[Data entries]
<<<<
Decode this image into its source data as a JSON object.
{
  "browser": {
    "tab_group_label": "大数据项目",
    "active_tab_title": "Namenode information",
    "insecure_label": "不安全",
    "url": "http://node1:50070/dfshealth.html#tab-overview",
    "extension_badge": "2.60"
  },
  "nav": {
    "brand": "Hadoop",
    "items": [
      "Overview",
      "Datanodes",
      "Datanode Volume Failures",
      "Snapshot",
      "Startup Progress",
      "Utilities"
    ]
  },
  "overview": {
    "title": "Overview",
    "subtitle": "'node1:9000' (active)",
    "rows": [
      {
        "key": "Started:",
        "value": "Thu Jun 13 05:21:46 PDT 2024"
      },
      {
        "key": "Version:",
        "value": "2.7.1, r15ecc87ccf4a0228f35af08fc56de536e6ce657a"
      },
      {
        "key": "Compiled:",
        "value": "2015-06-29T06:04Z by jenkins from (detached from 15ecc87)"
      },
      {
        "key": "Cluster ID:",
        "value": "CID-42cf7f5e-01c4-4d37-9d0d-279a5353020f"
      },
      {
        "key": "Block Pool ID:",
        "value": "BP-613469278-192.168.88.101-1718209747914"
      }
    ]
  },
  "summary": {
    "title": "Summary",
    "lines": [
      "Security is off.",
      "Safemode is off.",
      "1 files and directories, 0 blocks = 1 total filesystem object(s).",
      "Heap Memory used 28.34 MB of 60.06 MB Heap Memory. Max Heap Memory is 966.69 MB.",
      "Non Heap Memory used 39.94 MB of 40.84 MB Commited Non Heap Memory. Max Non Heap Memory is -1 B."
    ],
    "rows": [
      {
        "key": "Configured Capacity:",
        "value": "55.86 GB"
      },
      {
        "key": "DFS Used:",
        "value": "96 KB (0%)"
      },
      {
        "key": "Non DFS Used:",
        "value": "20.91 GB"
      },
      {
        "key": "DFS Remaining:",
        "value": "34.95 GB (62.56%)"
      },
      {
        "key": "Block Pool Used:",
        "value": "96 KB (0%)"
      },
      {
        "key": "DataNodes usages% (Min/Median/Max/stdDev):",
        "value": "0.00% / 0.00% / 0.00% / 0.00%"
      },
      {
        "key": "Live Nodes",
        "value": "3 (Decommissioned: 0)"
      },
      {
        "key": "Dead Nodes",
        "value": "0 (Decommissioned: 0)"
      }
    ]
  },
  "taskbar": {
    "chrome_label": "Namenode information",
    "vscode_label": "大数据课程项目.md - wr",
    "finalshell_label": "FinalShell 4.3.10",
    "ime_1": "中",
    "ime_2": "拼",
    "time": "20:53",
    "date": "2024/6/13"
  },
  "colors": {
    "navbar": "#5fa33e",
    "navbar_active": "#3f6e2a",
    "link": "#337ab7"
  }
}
>>>>
### Exercise instructions
Check each line of the records above for "Decommissioned", and copy those that have it.

### The response
        "value": "3 (Decommissioned: 0)"
        "value": "0 (Decommissioned: 0)"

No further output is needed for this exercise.